### Extracted data

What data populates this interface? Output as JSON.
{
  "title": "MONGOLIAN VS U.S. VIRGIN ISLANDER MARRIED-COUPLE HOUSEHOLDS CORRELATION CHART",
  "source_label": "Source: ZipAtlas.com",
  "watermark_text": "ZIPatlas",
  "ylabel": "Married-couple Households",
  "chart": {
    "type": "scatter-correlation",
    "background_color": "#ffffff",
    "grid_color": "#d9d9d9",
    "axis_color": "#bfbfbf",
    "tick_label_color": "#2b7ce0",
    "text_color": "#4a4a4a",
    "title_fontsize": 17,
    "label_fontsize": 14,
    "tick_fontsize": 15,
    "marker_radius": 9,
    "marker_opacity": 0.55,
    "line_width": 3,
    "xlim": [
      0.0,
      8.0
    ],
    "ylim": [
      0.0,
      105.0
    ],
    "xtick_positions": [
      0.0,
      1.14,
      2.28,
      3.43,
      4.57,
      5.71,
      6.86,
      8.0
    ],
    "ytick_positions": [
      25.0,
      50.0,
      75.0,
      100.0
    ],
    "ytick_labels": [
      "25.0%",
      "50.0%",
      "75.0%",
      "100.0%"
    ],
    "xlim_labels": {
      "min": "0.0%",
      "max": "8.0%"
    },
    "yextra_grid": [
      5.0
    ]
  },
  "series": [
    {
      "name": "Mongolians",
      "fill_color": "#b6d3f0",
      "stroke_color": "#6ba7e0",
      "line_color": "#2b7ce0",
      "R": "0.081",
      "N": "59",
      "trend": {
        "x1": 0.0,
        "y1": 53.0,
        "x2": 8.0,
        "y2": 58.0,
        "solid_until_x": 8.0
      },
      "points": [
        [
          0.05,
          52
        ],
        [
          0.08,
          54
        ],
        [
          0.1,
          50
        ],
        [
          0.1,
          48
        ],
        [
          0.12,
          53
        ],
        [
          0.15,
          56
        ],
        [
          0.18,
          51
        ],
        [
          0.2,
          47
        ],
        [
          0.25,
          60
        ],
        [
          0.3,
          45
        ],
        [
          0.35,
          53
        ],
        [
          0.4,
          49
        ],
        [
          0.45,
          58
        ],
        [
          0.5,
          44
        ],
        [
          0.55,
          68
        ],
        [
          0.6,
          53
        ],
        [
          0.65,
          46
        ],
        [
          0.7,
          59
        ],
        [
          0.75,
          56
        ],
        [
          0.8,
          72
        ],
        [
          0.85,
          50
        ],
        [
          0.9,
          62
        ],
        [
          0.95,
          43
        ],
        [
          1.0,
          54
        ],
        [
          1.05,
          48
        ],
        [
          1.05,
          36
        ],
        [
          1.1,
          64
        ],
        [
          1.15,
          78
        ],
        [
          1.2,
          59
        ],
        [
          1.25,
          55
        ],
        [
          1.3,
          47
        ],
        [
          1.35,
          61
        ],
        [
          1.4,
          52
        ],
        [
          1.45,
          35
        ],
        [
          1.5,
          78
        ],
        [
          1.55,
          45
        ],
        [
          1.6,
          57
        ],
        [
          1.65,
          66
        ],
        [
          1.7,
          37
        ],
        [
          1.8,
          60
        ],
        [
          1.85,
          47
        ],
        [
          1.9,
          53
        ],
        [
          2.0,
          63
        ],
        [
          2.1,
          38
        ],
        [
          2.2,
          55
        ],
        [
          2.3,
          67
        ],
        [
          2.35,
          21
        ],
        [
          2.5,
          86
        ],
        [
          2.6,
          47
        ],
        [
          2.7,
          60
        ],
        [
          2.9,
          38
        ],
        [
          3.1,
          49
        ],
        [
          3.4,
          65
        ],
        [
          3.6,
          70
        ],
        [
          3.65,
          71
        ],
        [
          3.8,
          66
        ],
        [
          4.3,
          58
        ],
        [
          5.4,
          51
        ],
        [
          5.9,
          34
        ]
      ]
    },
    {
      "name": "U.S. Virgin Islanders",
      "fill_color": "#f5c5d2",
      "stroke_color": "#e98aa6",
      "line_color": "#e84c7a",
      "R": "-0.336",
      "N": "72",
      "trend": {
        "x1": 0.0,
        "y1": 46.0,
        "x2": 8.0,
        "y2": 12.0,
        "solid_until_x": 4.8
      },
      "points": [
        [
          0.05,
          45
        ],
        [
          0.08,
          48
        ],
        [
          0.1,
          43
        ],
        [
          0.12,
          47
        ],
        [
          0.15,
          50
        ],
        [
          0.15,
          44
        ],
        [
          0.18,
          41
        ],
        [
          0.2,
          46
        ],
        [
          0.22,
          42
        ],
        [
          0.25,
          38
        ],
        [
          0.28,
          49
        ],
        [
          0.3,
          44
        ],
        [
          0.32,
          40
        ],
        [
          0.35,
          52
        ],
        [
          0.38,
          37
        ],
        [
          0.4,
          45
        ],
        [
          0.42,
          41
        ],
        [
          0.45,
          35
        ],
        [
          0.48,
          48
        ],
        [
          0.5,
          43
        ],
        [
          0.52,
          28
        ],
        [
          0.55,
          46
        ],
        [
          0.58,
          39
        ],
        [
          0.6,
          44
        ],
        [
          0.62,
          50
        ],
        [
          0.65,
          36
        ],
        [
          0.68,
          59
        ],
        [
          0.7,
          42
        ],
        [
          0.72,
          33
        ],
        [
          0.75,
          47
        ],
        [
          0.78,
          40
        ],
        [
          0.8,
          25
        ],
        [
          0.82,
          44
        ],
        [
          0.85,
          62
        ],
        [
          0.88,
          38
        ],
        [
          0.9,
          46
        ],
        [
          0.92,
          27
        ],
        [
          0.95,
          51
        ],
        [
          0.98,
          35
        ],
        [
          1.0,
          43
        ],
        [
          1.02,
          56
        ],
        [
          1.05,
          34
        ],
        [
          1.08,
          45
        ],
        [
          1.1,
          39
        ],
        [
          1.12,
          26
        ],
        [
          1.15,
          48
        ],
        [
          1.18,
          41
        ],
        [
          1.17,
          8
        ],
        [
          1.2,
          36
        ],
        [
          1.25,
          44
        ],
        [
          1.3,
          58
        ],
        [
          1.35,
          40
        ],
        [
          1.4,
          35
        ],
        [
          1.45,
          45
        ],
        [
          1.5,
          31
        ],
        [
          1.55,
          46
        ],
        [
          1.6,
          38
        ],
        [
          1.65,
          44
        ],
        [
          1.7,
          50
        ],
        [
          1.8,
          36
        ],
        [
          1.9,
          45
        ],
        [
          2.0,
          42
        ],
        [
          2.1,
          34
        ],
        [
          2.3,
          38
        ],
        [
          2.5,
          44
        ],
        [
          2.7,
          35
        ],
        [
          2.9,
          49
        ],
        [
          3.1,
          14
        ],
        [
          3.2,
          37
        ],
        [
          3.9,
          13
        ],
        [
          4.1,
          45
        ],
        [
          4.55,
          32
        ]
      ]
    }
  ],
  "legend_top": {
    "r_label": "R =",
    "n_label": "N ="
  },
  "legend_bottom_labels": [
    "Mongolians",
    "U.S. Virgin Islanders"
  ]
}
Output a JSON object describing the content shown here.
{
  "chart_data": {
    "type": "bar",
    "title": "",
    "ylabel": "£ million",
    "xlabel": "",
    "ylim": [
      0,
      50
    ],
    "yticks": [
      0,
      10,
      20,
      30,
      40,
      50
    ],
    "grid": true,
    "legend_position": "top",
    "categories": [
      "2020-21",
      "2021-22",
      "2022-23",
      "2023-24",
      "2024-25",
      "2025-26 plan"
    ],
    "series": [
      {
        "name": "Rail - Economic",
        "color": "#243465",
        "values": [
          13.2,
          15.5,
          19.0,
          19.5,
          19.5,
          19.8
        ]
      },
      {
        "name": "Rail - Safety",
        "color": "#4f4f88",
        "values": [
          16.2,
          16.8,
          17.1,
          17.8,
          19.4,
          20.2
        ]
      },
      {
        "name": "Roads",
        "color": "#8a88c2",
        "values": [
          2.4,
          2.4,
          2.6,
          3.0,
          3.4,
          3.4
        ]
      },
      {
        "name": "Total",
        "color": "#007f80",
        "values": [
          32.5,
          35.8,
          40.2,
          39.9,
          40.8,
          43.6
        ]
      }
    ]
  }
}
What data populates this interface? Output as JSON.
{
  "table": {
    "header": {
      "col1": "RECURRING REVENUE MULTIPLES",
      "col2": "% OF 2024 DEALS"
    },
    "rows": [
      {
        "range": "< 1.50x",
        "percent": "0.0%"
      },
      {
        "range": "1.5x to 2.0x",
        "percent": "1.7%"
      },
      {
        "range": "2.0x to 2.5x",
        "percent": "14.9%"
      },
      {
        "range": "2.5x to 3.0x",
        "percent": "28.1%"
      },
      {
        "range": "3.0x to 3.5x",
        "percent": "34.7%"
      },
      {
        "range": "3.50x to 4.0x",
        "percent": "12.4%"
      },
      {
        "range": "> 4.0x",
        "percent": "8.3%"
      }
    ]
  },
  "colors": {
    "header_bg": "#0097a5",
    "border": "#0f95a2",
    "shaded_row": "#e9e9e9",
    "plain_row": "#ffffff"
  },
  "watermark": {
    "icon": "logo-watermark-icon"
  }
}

######

**Request:** The required output is the number of lines containing the word "ffffff", and nothing besides.

**Reply:** 2